Goal:
Search the records below for the word "cheap". Pull out each line that has it.

Available records:
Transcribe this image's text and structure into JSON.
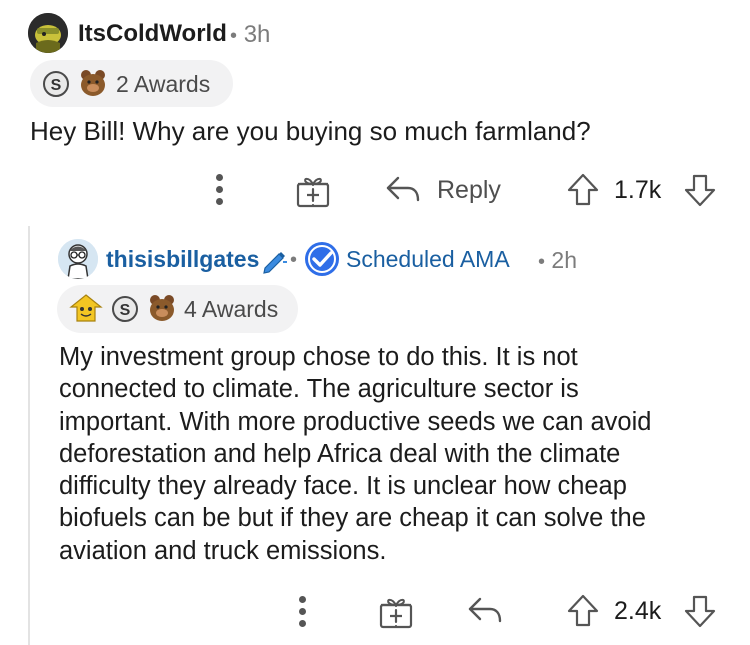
{
  "comment1": {
    "username": "ItsColdWorld",
    "separator": "•",
    "time": "3h",
    "awards_label": "2 Awards",
    "body": "Hey Bill! Why are you buying so much farmland?",
    "reply_label": "Reply",
    "score": "1.7k"
  },
  "comment2": {
    "username": "thisisbillgates",
    "separator": "•",
    "flair": "Scheduled AMA",
    "separator2": "•",
    "time": "2h",
    "awards_label": "4 Awards",
    "body_lines": [
      "My investment group chose to do this. It is not",
      "connected to climate. The agriculture sector is",
      "important. With more productive seeds we can avoid",
      "deforestation and help Africa deal with the climate",
      "difficulty they already face. It is unclear how cheap",
      "biofuels can be but if they are cheap it can solve the",
      "aviation and truck emissions."
    ],
    "score": "2.4k"
  },
  "colors": {
    "username_link": "#1a5fa1",
    "verified_badge": "#2f6ee8",
    "text": "#1c1c1c",
    "meta": "#7c7c7c",
    "award_pill": "#f2f2f3"
  },
  "icons": [
    "avatar-itscoldworld",
    "silver-award-icon",
    "bear-award-icon",
    "more-options-icon",
    "gift-award-icon",
    "reply-arrow-icon",
    "upvote-icon",
    "downvote-icon",
    "avatar-thisisbillgates",
    "pencil-icon",
    "verified-check-icon",
    "helpful-award-icon"
  ]
}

Output of the task:
      "difficulty they already face. It is unclear how cheap",
      "biofuels can be but if they are cheap it can solve the",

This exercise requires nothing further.